* **Task directions**: Give the number of lines holding the string "image" and nothing more.
BEGIN Available records
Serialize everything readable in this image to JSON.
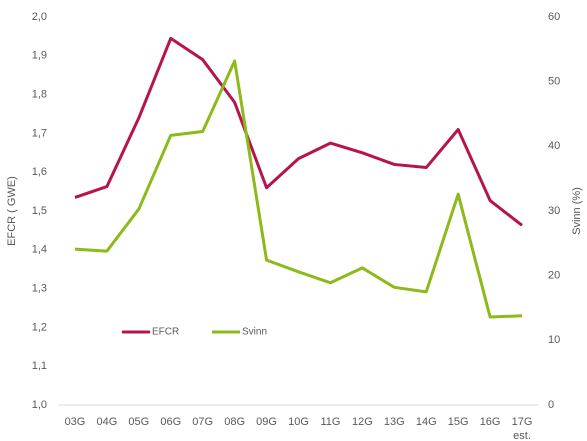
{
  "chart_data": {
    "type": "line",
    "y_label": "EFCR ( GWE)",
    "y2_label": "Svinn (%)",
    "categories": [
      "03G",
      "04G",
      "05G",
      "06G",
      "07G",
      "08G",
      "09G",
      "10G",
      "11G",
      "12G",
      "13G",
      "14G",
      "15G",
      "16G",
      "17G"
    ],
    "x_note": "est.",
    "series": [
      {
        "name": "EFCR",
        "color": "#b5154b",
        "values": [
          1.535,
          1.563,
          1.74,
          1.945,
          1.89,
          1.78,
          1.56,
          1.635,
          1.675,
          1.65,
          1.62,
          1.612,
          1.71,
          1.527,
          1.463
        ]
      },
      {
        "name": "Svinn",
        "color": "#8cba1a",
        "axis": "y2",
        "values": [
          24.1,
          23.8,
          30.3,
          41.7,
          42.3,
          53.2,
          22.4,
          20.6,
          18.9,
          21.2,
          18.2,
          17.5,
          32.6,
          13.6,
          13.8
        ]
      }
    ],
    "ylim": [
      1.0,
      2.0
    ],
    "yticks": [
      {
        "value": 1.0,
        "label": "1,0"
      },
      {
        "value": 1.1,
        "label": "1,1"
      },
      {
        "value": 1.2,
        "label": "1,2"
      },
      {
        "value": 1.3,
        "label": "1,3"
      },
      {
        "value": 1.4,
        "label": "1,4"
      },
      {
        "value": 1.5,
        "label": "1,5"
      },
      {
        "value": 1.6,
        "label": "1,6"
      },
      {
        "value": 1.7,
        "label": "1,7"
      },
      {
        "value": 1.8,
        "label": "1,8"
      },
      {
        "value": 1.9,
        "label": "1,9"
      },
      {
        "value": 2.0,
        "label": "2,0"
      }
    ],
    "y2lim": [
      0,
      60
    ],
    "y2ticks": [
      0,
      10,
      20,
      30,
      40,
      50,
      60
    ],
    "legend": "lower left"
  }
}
END Available records
BEGIN Available records
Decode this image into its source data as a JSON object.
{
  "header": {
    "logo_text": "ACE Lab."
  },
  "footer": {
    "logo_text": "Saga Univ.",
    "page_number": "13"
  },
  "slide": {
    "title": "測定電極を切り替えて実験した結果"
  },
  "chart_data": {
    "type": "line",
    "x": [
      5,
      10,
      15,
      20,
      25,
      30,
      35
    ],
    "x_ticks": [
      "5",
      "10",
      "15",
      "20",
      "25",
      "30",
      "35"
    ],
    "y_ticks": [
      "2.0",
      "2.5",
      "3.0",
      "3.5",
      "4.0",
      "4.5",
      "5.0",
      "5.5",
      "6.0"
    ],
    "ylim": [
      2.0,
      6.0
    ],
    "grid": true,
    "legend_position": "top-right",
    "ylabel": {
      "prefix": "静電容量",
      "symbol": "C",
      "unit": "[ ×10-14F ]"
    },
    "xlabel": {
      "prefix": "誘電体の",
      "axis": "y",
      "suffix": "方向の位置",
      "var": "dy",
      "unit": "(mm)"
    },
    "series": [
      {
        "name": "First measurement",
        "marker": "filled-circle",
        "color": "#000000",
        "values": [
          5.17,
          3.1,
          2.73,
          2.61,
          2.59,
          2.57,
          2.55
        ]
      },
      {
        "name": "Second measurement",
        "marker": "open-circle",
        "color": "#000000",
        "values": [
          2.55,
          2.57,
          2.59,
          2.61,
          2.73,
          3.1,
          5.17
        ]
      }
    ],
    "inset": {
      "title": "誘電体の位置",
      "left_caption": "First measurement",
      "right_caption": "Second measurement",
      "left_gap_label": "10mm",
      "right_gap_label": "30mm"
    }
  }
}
END Available records
* **Solved exercise**: 2